[Start Records for this exercise]

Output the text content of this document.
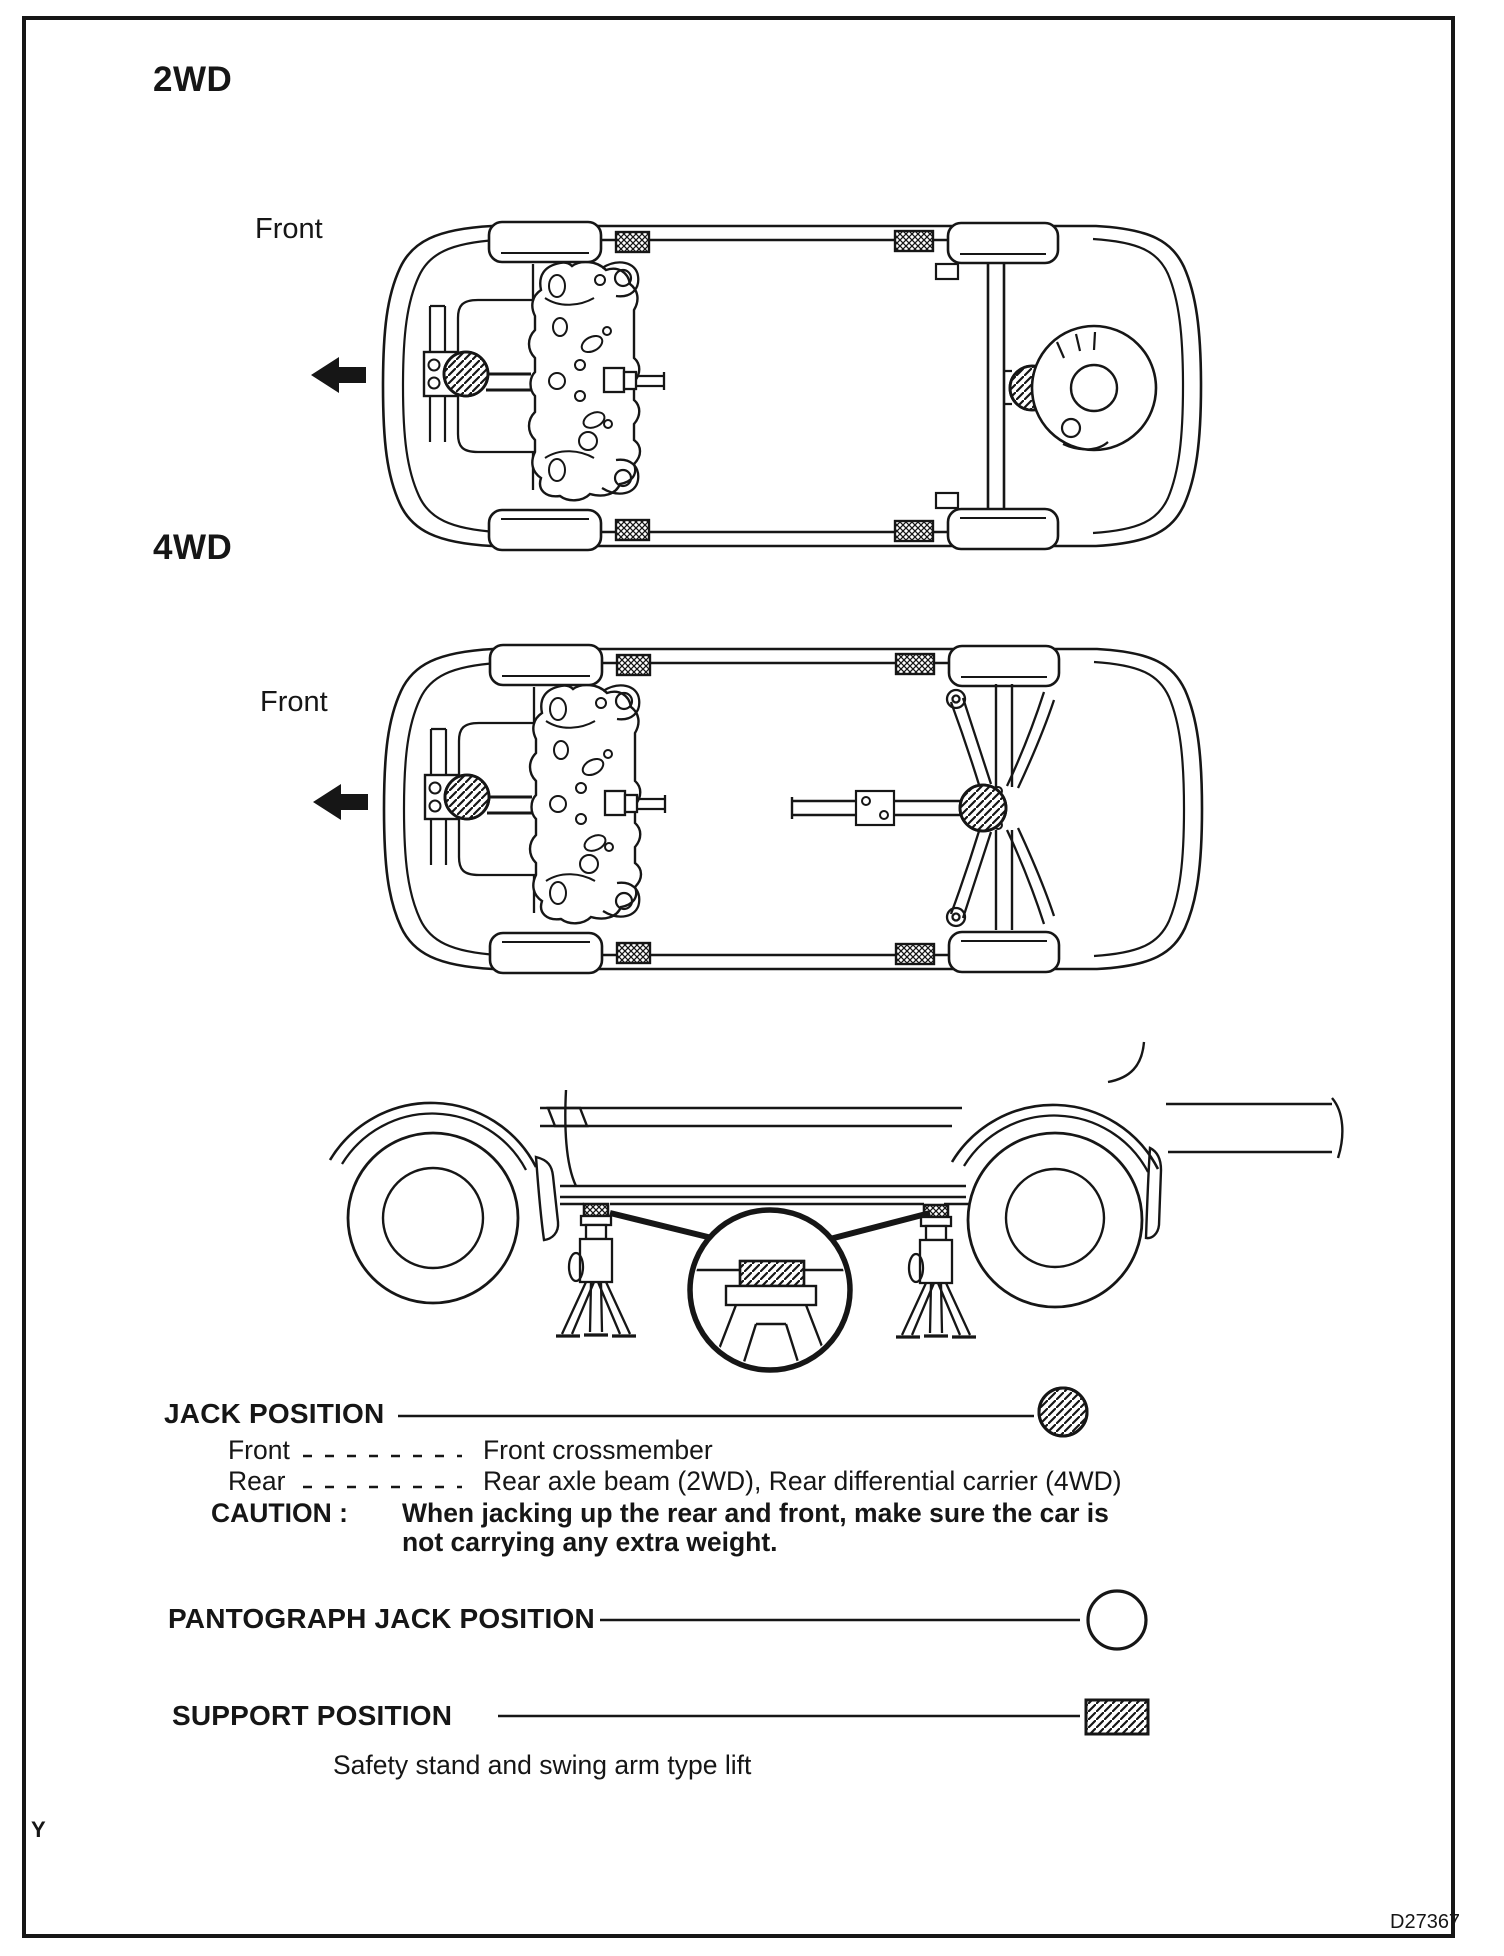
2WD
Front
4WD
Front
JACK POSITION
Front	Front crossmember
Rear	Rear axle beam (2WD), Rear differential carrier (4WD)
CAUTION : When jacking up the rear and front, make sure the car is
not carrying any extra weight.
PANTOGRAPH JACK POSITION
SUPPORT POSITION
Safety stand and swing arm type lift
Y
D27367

[End Records for this exercise]
[Start Records for this exercise]

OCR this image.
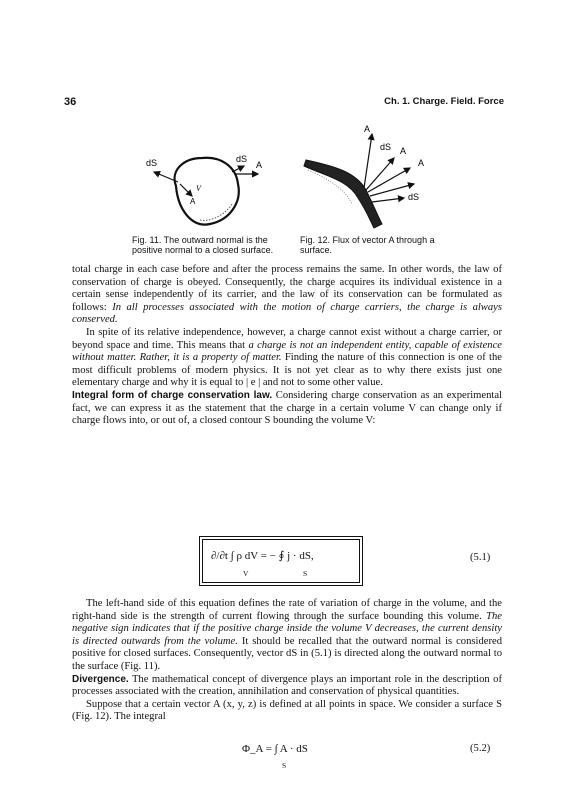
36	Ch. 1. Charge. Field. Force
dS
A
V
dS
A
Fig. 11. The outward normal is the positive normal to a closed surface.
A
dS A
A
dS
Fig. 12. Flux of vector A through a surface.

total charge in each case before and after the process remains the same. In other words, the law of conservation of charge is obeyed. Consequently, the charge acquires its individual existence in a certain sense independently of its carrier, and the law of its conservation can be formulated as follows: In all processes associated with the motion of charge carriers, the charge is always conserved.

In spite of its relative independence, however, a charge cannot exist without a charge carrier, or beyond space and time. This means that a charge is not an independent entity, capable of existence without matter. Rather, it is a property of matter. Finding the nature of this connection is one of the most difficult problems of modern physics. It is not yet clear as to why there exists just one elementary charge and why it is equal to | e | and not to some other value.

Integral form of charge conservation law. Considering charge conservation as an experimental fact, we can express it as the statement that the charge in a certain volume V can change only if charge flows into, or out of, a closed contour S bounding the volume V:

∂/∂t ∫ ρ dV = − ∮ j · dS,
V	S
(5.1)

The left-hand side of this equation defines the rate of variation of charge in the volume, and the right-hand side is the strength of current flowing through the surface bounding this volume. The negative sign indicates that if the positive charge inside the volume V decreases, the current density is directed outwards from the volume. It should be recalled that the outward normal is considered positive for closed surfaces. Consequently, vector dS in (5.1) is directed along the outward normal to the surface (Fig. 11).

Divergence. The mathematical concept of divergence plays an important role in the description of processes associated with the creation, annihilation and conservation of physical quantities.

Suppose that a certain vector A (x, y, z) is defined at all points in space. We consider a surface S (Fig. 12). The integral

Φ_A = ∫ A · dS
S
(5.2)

[End Records for this exercise]

Written problem: Reproduce each line of the entries in which the word "associated" is found.

The result:
total charge in each case before and after the process remains the same. In other words, the law of conservation of charge is obeyed. Consequently, the charge acquires its individual existence in a certain sense independently of its carrier, and the law of its conservation can be formulated as follows: In all processes associated with the motion of charge carriers, the charge is always conserved.
Divergence. The mathematical concept of divergence plays an important role in the description of processes associated with the creation, annihilation and conservation of physical quantities.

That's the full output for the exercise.